Supplied information
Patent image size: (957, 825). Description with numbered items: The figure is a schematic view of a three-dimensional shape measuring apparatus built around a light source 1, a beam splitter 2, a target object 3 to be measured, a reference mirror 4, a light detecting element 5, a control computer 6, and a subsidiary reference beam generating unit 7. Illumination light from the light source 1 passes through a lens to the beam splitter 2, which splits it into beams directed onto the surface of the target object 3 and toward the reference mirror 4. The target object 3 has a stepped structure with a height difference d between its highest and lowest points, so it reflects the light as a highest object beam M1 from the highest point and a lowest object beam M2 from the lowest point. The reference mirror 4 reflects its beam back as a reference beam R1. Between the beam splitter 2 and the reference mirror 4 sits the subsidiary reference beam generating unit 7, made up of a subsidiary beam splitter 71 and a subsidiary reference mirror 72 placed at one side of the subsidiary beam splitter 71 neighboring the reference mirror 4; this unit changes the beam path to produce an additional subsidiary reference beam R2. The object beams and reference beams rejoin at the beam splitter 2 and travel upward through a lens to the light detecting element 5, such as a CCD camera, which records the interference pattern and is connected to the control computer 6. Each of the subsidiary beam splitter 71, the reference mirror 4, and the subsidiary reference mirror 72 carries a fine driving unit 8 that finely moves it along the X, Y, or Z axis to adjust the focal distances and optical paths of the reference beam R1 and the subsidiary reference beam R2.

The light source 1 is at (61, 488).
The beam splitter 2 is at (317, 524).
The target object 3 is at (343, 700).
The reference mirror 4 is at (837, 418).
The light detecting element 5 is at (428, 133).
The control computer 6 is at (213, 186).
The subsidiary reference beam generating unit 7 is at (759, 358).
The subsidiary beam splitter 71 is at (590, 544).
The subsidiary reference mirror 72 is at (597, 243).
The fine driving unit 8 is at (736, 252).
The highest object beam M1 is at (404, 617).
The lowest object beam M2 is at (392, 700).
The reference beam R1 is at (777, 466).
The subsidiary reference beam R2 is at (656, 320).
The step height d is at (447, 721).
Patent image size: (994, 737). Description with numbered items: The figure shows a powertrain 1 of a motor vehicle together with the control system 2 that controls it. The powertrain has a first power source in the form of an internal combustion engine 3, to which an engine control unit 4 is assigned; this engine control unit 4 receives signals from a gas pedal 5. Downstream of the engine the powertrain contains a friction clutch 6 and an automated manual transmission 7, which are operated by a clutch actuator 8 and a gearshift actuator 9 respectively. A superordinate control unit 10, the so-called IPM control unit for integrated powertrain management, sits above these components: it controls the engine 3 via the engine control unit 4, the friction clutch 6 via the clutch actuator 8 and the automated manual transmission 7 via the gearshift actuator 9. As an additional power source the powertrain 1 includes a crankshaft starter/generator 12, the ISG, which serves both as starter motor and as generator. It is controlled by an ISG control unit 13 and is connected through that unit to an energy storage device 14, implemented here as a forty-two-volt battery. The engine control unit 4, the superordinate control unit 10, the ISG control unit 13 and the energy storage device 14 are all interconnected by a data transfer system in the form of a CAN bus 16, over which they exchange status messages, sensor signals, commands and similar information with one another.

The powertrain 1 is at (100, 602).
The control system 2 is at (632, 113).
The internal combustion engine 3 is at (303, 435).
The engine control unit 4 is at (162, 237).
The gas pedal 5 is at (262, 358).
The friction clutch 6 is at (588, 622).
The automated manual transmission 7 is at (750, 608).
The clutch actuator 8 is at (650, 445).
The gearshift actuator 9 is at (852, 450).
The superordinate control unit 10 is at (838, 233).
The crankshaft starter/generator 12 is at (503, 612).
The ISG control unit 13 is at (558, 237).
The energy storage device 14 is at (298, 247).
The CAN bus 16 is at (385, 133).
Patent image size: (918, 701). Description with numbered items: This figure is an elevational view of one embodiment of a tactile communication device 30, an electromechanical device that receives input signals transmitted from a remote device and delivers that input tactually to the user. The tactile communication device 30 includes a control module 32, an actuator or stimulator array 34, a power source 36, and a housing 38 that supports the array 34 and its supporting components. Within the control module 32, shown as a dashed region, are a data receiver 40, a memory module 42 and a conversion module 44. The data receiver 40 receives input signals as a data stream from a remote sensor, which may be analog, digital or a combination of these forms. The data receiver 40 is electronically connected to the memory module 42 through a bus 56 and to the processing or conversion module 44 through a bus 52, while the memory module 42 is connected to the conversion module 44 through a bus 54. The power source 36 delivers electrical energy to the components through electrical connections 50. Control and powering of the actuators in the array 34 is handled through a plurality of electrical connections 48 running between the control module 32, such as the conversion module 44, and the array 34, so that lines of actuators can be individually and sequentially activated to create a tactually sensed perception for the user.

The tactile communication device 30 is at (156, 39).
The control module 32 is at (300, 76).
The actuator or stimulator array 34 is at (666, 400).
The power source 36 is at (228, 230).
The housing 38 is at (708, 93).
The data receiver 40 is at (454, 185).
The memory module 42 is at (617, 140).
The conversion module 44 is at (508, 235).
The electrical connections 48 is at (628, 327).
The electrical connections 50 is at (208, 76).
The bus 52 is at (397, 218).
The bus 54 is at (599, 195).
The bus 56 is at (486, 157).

Your task
Convert all of the data above into a single numbered list, one line per item, and leave out the blank lines.

Full solution
1. Patent image size: (957, 825). Description with numbered items: The figure is a schematic view of a three-dimensional shape measuring apparatus built around a light source 1, a beam splitter 2, a target object 3 to be measured, a reference mirror 4, a light detecting element 5, a control computer 6, and a subsidiary reference beam generating unit 7. Illumination light from the light source 1 passes through a lens to the beam splitter 2, which splits it into beams directed onto the surface of the target object 3 and toward the reference mirror 4. The target object 3 has a stepped structure with a height difference d between its highest and lowest points, so it reflects the light as a highest object beam M1 from the highest point and a lowest object beam M2 from the lowest point. The reference mirror 4 reflects its beam back as a reference beam R1. Between the beam splitter 2 and the reference mirror 4 sits the subsidiary reference beam generating unit 7, made up of a subsidiary beam splitter 71 and a subsidiary reference mirror 72 placed at one side of the subsidiary beam splitter 71 neighboring the reference mirror 4; this unit changes the beam path to produce an additional subsidiary reference beam R2. The object beams and reference beams rejoin at the beam splitter 2 and travel upward through a lens to the light detecting element 5, such as a CCD camera, which records the interference pattern and is connected to the control computer 6. Each of the subsidiary beam splitter 71, the reference mirror 4, and the subsidiary reference mirror 72 carries a fine driving unit 8 that finely moves it along the X, Y, or Z axis to adjust the focal distances and optical paths of the reference beam R1 and the subsidiary reference beam R2.
2. The light source 1 is at (61, 488).
3. The beam splitter 2 is at (317, 524).
4. The target object 3 is at (343, 700).
5. The reference mirror 4 is at (837, 418).
6. The light detecting element 5 is at (428, 133).
7. The control computer 6 is at (213, 186).
8. The subsidiary reference beam generating unit 7 is at (759, 358).
9. The subsidiary beam splitter 71 is at (590, 544).
10. The subsidiary reference mirror 72 is at (597, 243).
11. The fine driving unit 8 is at (736, 252).
12. The highest object beam M1 is at (404, 617).
13. The lowest object beam M2 is at (392, 700).
14. The reference beam R1 is at (777, 466).
15. The subsidiary reference beam R2 is at (656, 320).
16. The step height d is at (447, 721).
17. Patent image size: (994, 737). Description with numbered items: The figure shows a powertrain 1 of a motor vehicle together with the control system 2 that controls it. The powertrain has a first power source in the form of an internal combustion engine 3, to which an engine control unit 4 is assigned; this engine control unit 4 receives signals from a gas pedal 5. Downstream of the engine the powertrain contains a friction clutch 6 and an automated manual transmission 7, which are operated by a clutch actuator 8 and a gearshift actuator 9 respectively. A superordinate control unit 10, the so-called IPM control unit for integrated powertrain management, sits above these components: it controls the engine 3 via the engine control unit 4, the friction clutch 6 via the clutch actuator 8 and the automated manual transmission 7 via the gearshift actuator 9. As an additional power source the powertrain 1 includes a crankshaft starter/generator 12, the ISG, which serves both as starter motor and as generator. It is controlled by an ISG control unit 13 and is connected through that unit to an energy storage device 14, implemented here as a forty-two-volt battery. The engine control unit 4, the superordinate control unit 10, the ISG control unit 13 and the energy storage device 14 are all interconnected by a data transfer system in the form of a CAN bus 16, over which they exchange status messages, sensor signals, commands and similar information with one another.
18. The powertrain 1 is at (100, 602).
19. The control system 2 is at (632, 113).
20. The internal combustion engine 3 is at (303, 435).
21. The engine control unit 4 is at (162, 237).
22. The gas pedal 5 is at (262, 358).
23. The friction clutch 6 is at (588, 622).
24. The automated manual transmission 7 is at (750, 608).
25. The clutch actuator 8 is at (650, 445).
26. The gearshift actuator 9 is at (852, 450).
27. The superordinate control unit 10 is at (838, 233).
28. The crankshaft starter/generator 12 is at (503, 612).
29. The ISG control unit 13 is at (558, 237).
30. The energy storage device 14 is at (298, 247).
31. The CAN bus 16 is at (385, 133).
32. Patent image size: (918, 701). Description with numbered items: This figure is an elevational view of one embodiment of a tactile communication device 30, an electromechanical device that receives input signals transmitted from a remote device and delivers that input tactually to the user. The tactile communication device 30 includes a control module 32, an actuator or stimulator array 34, a power source 36, and a housing 38 that supports the array 34 and its supporting components. Within the control module 32, shown as a dashed region, are a data receiver 40, a memory module 42 and a conversion module 44. The data receiver 40 receives input signals as a data stream from a remote sensor, which may be analog, digital or a combination of these forms. The data receiver 40 is electronically connected to the memory module 42 through a bus 56 and to the processing or conversion module 44 through a bus 52, while the memory module 42 is connected to the conversion module 44 through a bus 54. The power source 36 delivers electrical energy to the components through electrical connections 50. Control and powering of the actuators in the array 34 is handled through a plurality of electrical connections 48 running between the control module 32, such as the conversion module 44, and the array 34, so that lines of actuators can be individually and sequentially activated to create a tactually sensed perception for the user.
33. The tactile communication device 30 is at (156, 39).
34. The control module 32 is at (300, 76).
35. The actuator or stimulator array 34 is at (666, 400).
36. The power source 36 is at (228, 230).
37. The housing 38 is at (708, 93).
38. The data receiver 40 is at (454, 185).
39. The memory module 42 is at (617, 140).
40. The conversion module 44 is at (508, 235).
41. The electrical connections 48 is at (628, 327).
42. The electrical connections 50 is at (208, 76).
43. The bus 52 is at (397, 218).
44. The bus 54 is at (599, 195).
45. The bus 56 is at (486, 157).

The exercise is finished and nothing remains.